## TASK DETAILS
Scan the lines below for the string "rtAccess" and report how many lines contain it, giving only the number.
===== EXTRACTED MATERIAL
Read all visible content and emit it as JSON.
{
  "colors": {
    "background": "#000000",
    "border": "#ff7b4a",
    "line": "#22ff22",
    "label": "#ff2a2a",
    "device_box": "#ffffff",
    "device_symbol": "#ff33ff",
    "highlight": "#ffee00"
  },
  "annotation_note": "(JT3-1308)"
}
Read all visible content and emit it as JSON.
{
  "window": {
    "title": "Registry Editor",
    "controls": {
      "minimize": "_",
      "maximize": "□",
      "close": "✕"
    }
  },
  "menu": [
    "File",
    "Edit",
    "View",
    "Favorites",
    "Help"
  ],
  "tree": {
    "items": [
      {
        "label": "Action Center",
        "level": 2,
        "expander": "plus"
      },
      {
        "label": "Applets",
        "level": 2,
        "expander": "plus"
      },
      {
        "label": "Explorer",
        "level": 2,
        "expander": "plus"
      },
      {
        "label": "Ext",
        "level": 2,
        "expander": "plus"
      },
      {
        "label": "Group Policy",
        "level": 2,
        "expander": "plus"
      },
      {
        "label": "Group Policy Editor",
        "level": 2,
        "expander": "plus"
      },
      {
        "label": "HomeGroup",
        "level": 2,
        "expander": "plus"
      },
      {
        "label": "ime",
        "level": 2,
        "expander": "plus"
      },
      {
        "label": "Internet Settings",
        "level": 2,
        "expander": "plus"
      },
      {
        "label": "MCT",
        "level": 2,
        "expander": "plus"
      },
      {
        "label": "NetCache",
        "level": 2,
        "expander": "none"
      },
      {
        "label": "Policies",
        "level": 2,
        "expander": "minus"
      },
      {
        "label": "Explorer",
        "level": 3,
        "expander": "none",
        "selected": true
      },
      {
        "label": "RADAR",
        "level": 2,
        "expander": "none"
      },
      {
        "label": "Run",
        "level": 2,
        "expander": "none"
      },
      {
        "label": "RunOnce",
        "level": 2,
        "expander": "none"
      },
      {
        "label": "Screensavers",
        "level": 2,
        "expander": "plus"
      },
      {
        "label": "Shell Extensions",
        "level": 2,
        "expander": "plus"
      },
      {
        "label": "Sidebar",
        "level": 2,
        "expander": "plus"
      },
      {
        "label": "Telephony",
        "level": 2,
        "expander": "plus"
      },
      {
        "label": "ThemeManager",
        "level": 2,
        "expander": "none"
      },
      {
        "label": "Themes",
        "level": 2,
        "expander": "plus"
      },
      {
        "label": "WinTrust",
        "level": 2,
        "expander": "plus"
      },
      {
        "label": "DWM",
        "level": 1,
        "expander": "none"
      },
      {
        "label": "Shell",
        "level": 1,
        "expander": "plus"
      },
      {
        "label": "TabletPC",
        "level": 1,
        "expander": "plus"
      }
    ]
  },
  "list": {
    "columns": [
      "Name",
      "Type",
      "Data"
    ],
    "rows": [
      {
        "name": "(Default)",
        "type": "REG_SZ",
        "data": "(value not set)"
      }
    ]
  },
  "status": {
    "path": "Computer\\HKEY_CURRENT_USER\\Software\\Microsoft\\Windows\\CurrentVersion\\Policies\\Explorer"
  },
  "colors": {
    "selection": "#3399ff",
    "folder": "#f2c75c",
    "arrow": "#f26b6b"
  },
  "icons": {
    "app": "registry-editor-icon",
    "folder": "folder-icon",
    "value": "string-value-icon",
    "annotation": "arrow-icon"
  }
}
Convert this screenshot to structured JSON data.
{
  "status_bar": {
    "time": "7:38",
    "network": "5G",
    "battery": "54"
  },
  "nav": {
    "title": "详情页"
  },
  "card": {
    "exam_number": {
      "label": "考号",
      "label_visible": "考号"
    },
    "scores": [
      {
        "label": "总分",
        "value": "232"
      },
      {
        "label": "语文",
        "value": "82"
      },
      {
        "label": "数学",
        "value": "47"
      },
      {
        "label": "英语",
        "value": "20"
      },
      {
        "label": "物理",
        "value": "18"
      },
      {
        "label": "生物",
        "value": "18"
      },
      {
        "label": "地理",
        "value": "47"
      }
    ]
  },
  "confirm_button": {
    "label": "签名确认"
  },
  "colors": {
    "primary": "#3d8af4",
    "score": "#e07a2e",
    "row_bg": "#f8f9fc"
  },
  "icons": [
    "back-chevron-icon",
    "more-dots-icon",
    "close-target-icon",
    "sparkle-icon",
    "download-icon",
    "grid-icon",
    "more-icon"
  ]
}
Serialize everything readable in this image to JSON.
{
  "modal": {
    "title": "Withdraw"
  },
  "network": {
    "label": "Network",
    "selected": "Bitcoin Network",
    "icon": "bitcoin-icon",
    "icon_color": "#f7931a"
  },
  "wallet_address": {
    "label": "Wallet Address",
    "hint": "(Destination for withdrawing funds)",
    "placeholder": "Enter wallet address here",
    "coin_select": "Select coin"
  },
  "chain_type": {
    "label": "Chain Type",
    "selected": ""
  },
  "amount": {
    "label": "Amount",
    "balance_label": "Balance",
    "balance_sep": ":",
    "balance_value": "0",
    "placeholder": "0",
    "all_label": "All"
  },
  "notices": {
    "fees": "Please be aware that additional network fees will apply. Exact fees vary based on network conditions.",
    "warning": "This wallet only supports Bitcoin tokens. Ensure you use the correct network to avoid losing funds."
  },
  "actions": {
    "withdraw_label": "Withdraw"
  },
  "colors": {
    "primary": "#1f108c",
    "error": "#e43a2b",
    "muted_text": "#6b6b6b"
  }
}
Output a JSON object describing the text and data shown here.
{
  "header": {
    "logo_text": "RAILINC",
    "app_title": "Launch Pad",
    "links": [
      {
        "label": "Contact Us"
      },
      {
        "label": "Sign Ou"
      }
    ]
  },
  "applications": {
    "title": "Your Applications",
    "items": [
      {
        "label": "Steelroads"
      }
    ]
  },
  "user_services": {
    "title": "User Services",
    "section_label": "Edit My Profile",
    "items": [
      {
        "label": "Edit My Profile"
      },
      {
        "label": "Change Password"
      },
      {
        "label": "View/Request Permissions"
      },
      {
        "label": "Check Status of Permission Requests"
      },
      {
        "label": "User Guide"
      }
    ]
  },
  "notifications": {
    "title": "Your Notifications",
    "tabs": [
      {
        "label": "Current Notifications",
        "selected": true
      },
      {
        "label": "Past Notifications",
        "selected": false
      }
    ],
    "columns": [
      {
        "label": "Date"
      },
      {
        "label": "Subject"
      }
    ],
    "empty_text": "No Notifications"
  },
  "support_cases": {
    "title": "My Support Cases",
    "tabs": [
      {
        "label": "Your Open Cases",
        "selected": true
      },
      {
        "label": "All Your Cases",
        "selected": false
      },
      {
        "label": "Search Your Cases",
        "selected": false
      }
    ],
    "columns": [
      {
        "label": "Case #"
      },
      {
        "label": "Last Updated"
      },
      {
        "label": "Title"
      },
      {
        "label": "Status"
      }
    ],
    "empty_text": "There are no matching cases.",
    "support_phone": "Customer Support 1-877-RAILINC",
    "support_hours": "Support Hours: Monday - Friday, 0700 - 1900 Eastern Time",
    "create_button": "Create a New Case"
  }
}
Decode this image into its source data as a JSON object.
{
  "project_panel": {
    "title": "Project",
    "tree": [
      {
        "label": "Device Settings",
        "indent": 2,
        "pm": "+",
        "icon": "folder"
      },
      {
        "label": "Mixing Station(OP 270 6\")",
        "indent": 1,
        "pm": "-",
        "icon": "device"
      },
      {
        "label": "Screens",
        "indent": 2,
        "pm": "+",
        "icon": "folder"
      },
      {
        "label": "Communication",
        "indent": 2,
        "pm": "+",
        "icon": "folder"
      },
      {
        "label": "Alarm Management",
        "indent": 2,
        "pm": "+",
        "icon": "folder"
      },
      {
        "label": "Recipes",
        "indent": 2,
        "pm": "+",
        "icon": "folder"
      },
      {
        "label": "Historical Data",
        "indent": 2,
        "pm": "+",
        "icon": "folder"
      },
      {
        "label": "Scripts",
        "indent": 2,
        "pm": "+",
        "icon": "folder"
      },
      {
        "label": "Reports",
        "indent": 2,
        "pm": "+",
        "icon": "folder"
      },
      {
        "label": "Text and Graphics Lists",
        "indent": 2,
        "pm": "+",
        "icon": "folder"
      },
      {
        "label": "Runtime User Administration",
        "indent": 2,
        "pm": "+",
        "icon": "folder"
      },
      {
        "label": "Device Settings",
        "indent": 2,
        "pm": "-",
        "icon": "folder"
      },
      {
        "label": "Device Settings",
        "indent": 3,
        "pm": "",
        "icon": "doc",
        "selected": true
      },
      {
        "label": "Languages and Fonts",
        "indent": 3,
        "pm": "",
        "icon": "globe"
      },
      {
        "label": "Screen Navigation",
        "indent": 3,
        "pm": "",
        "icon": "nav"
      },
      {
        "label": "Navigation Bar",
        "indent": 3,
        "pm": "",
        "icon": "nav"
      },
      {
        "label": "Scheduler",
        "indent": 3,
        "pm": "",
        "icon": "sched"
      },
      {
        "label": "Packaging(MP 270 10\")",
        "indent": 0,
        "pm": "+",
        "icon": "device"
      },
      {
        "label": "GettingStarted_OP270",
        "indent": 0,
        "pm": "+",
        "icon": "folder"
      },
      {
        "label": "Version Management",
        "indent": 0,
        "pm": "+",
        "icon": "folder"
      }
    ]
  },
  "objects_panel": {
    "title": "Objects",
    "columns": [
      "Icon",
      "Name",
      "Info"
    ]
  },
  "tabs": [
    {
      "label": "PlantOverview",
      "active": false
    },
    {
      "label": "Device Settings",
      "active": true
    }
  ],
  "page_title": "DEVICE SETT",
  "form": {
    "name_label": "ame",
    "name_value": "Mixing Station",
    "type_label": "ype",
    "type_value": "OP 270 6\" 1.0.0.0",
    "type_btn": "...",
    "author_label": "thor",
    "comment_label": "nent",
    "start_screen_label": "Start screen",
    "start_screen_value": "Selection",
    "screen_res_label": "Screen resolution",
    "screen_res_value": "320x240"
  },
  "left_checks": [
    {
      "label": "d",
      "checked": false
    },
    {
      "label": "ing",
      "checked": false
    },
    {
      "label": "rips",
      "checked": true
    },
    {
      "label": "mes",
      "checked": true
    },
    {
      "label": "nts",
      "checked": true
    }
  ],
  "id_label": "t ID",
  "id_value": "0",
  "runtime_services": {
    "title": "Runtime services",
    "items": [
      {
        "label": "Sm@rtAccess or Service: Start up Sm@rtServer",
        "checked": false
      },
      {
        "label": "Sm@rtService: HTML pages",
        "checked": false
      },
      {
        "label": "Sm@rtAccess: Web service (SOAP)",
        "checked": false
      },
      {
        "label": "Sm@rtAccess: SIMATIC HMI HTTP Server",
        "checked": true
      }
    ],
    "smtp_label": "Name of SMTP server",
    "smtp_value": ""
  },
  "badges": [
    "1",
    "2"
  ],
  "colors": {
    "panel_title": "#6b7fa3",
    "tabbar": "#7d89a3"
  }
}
==========
## WRITTEN SOLUTION
3